EXERCISE BRIEF: List each line of the data that holds the string "screenshot".

RECORDS PROVIDED:

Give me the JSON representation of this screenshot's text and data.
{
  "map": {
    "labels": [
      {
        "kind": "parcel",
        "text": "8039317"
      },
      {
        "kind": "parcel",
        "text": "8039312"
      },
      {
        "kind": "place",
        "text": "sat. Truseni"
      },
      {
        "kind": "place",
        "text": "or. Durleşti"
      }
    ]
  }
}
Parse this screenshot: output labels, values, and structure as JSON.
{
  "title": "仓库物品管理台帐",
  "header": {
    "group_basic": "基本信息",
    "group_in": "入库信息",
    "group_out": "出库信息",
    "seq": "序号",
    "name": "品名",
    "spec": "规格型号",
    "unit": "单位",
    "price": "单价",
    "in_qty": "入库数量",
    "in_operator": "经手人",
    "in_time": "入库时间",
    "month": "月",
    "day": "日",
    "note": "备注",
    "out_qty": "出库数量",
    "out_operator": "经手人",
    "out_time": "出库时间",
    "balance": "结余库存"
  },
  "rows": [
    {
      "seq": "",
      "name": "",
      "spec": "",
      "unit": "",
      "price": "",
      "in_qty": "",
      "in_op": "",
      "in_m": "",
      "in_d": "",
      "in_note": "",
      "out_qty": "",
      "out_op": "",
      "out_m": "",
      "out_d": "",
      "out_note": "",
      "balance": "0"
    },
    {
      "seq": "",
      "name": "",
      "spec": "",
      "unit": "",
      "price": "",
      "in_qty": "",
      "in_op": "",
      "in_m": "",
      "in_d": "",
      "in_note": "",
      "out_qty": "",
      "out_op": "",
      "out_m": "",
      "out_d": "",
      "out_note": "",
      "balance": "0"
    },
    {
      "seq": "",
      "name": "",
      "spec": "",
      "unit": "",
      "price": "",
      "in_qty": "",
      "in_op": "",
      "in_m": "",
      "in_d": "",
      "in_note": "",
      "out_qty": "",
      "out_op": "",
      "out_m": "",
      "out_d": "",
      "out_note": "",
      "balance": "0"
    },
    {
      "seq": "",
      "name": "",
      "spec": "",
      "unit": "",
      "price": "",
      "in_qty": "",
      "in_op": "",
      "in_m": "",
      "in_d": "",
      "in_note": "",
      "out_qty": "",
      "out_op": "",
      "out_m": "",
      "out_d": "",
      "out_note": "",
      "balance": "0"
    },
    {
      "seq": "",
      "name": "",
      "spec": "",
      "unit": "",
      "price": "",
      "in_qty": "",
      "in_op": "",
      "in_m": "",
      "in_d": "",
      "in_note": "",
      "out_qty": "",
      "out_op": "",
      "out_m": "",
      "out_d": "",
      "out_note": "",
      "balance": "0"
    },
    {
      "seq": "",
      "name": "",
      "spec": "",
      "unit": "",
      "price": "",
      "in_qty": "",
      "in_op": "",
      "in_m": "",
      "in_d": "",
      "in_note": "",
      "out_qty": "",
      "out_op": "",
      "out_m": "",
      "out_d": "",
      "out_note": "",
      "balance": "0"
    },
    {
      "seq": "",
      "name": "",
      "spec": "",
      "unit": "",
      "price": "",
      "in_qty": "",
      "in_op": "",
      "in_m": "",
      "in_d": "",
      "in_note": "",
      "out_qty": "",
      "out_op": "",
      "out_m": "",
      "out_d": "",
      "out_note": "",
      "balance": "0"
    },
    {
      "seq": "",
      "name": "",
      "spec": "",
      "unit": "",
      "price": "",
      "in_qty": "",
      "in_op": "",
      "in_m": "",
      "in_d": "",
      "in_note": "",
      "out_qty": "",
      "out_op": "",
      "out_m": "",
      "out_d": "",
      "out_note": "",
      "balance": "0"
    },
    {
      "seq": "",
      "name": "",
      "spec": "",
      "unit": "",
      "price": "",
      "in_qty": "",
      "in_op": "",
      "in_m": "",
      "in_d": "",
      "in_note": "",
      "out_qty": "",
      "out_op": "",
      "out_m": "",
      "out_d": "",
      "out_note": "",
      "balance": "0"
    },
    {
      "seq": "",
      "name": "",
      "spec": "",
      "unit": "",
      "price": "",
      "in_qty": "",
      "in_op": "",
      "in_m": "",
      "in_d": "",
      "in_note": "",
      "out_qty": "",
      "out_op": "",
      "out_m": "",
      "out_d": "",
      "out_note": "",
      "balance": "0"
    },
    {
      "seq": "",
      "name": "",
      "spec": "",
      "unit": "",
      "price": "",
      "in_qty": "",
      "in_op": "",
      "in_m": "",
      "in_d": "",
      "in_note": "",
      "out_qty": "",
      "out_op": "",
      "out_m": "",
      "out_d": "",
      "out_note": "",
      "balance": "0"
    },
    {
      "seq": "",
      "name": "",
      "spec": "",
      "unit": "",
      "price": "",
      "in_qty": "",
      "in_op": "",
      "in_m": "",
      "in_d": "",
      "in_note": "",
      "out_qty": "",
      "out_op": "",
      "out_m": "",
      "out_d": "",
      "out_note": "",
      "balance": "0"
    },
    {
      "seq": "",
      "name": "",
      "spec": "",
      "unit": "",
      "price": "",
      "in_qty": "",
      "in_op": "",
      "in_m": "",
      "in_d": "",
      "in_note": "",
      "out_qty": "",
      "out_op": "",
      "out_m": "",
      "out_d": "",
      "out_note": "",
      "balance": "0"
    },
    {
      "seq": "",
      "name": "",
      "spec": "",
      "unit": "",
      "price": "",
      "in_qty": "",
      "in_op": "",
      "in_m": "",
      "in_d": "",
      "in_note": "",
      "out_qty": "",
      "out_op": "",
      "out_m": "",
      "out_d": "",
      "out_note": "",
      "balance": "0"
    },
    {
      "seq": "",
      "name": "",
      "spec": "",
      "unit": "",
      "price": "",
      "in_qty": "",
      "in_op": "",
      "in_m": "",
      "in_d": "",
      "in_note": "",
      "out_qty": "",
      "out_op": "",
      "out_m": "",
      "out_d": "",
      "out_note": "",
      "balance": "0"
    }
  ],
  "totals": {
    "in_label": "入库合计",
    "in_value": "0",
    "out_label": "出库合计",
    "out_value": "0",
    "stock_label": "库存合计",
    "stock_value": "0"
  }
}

RESPONSE FOR THIS EXERCISE:
Give me the JSON representation of this screenshot's text and data.
Parse this screenshot: output labels, values, and structure as JSON.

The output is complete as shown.